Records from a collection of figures
◆ ◆ ◆ ◆ ◆ ◆ ◆

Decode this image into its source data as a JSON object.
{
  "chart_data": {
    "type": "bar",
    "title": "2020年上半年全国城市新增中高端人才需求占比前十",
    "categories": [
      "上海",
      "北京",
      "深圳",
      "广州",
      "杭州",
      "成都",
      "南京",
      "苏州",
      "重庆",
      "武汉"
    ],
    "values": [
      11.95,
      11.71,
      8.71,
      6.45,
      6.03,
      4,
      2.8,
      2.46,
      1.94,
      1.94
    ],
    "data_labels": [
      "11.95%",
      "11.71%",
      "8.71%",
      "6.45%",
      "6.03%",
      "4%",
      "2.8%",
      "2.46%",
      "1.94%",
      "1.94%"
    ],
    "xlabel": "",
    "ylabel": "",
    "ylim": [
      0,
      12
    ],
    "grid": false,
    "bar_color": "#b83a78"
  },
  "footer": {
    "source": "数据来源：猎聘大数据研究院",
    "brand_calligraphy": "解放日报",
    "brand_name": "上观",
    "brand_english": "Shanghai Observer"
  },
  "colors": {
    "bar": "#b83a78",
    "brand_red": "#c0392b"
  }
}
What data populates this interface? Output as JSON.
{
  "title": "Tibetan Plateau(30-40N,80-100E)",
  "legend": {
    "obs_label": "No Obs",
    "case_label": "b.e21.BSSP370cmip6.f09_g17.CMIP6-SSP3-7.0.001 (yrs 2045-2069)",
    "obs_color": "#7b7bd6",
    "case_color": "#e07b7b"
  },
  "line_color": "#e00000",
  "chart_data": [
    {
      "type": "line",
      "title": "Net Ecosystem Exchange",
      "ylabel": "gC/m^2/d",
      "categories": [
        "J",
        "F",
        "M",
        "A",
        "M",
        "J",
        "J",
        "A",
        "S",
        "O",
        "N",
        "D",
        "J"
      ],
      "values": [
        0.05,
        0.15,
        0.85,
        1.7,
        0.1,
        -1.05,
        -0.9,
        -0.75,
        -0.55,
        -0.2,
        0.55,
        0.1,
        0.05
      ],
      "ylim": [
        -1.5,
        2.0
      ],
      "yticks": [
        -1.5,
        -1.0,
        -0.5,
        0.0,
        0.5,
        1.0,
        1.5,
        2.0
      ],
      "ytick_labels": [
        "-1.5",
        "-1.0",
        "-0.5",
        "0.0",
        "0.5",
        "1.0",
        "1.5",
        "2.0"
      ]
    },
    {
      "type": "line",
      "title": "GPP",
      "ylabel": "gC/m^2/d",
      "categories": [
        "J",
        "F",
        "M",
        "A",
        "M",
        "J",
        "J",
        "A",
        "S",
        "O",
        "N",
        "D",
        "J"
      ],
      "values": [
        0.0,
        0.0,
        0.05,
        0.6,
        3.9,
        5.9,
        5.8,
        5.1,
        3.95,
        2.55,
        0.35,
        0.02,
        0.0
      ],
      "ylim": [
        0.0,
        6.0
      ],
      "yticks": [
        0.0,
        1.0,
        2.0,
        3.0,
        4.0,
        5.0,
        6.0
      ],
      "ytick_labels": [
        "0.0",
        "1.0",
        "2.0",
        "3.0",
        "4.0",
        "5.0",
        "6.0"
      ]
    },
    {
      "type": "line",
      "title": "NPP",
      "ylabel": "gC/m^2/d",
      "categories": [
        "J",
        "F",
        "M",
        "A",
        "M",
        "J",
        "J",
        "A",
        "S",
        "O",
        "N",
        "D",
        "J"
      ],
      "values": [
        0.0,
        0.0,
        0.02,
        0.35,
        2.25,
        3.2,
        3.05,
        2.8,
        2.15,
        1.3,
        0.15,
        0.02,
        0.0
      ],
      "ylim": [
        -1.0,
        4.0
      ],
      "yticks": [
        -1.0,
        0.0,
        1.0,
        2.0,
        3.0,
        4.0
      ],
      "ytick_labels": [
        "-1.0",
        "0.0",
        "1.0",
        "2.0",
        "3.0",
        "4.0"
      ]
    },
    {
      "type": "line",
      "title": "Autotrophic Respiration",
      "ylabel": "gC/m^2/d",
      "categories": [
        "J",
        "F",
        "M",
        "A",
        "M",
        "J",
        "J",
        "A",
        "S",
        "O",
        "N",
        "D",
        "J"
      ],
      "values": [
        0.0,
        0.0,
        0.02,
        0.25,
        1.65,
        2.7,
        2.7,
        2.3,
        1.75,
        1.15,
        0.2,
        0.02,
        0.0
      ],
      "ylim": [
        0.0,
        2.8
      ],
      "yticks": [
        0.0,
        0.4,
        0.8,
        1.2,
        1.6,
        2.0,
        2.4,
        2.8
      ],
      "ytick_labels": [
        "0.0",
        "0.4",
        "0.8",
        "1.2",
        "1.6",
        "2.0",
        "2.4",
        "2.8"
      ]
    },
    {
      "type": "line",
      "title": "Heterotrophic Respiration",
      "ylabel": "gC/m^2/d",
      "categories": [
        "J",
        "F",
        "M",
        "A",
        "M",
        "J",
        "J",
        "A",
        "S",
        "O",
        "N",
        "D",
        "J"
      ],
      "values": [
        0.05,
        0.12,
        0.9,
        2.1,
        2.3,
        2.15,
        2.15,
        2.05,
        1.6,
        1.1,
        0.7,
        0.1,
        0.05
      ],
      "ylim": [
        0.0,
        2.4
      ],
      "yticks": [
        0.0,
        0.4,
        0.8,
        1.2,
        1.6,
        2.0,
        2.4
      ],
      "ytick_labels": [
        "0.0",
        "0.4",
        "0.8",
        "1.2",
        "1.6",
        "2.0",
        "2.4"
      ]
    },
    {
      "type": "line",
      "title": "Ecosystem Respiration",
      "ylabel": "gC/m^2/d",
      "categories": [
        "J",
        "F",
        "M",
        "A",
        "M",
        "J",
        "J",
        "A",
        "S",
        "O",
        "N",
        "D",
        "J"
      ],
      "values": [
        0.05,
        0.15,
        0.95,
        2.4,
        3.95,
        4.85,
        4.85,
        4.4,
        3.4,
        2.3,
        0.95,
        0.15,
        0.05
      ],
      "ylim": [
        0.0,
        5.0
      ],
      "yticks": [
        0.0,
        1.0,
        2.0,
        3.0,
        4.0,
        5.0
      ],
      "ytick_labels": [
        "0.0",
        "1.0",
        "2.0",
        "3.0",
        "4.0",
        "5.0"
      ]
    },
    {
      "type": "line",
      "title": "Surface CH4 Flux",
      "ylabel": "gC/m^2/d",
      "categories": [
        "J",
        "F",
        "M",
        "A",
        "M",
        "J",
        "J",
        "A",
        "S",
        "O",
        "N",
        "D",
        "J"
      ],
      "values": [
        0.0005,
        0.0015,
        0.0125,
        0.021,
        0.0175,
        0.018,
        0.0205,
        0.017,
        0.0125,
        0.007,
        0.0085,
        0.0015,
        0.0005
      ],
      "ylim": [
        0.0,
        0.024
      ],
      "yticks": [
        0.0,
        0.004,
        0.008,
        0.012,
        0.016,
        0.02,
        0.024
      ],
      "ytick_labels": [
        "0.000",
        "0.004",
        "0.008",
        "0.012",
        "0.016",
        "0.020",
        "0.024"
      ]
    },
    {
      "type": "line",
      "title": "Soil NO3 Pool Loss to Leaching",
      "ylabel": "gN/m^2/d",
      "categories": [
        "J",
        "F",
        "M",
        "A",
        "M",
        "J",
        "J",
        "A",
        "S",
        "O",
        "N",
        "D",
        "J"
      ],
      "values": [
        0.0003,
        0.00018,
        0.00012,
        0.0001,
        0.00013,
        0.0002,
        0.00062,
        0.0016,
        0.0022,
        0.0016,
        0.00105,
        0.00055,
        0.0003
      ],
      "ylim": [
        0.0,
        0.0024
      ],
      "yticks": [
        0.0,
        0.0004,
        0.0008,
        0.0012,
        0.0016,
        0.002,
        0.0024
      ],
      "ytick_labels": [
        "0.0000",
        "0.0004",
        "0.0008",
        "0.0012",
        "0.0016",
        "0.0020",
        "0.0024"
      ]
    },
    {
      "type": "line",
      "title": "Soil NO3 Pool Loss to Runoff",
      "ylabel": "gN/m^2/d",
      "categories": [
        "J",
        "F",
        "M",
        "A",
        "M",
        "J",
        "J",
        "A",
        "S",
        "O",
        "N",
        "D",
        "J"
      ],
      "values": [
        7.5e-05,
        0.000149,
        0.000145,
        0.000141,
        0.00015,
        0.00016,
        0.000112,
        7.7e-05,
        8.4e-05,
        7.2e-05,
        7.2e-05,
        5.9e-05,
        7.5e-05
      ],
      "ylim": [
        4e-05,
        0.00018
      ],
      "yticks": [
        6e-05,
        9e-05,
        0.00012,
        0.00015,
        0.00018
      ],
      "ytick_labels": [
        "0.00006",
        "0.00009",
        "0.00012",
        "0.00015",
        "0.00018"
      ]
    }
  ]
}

◆ ◆ ◆ ◆ ◆ ◆ ◆

▸ WHAT YOU SHOULD DO:
Which lines in the data above contain "Soil"? Show each one.

▸ WRITTEN RESPONSE:
      "title": "Soil NO3 Pool Loss to Leaching",
      "title": "Soil NO3 Pool Loss to Runoff",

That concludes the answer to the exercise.